INSTRUCTIONS FOR THE TASK:
Scan the data beneath this task and copy each line that includes "Arlette".

## start

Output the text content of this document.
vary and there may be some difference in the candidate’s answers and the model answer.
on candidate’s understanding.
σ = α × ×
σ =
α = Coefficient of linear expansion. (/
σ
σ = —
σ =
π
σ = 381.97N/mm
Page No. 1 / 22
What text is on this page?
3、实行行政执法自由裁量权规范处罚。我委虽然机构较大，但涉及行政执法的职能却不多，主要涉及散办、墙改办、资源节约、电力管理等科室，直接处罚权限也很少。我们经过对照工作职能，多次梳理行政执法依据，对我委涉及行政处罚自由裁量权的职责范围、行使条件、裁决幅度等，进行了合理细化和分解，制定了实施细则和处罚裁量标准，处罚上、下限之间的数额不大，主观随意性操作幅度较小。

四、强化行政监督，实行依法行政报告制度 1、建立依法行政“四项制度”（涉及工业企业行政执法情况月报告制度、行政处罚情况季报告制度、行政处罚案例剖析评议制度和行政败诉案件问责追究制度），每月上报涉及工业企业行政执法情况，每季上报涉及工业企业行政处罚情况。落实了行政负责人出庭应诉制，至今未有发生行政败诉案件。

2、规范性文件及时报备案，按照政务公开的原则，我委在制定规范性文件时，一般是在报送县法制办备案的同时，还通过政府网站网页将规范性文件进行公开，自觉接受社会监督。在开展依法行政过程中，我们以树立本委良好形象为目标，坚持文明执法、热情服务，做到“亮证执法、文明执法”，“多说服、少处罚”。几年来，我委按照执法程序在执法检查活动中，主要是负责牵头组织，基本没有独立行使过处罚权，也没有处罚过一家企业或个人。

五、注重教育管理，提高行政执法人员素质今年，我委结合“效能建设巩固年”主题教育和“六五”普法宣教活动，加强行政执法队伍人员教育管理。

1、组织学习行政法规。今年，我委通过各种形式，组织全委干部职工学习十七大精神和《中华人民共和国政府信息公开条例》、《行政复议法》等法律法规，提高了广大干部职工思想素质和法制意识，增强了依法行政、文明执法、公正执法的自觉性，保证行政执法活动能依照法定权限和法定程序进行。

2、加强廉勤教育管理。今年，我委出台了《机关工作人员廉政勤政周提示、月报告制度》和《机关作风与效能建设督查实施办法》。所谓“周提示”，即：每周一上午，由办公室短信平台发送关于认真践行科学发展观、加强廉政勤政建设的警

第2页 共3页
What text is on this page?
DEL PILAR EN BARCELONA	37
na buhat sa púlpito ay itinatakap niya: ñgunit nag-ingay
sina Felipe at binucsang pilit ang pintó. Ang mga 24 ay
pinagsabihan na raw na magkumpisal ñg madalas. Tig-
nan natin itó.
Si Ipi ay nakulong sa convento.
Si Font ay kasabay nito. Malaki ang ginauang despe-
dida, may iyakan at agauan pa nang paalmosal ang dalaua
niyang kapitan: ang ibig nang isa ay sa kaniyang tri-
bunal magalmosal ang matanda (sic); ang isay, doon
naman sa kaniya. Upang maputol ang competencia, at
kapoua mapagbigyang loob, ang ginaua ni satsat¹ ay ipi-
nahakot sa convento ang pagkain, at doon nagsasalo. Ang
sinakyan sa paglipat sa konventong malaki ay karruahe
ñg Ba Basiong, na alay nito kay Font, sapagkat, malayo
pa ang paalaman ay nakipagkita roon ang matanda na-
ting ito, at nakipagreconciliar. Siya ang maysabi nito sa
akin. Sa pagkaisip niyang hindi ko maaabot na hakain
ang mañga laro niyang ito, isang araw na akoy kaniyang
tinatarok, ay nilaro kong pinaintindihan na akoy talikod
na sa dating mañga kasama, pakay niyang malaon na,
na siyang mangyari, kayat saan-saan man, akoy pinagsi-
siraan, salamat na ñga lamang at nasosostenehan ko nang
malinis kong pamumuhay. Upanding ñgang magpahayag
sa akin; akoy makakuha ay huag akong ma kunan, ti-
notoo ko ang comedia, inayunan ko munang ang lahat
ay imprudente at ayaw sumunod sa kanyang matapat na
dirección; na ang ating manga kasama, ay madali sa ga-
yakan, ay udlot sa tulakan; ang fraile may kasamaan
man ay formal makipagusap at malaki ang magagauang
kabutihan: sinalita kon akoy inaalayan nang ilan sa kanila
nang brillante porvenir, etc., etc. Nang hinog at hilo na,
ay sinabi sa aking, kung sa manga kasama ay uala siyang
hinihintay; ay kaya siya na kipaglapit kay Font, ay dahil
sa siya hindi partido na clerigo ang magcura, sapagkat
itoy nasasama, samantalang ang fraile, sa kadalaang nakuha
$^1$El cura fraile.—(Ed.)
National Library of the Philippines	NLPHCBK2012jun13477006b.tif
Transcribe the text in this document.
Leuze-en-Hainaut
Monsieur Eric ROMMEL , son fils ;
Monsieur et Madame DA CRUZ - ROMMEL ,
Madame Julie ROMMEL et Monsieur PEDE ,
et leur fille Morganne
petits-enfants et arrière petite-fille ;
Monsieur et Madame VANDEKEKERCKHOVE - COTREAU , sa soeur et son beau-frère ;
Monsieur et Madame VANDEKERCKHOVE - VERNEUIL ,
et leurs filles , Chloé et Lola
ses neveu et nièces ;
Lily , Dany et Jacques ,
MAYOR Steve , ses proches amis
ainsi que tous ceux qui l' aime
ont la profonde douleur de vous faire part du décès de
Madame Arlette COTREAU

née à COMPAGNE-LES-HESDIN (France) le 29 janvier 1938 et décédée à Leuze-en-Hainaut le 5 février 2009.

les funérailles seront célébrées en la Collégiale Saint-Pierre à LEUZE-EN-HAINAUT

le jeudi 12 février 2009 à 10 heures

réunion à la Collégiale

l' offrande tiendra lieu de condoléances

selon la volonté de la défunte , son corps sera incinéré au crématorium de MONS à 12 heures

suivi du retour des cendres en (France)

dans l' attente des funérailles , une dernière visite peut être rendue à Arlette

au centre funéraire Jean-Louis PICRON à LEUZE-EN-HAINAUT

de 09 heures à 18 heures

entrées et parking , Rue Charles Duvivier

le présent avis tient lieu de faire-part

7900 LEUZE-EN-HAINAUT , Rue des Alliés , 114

## end

SOLUTION BELOW:
Madame Arlette COTREAU
dans l' attente des funérailles , une dernière visite peut être rendue à Arlette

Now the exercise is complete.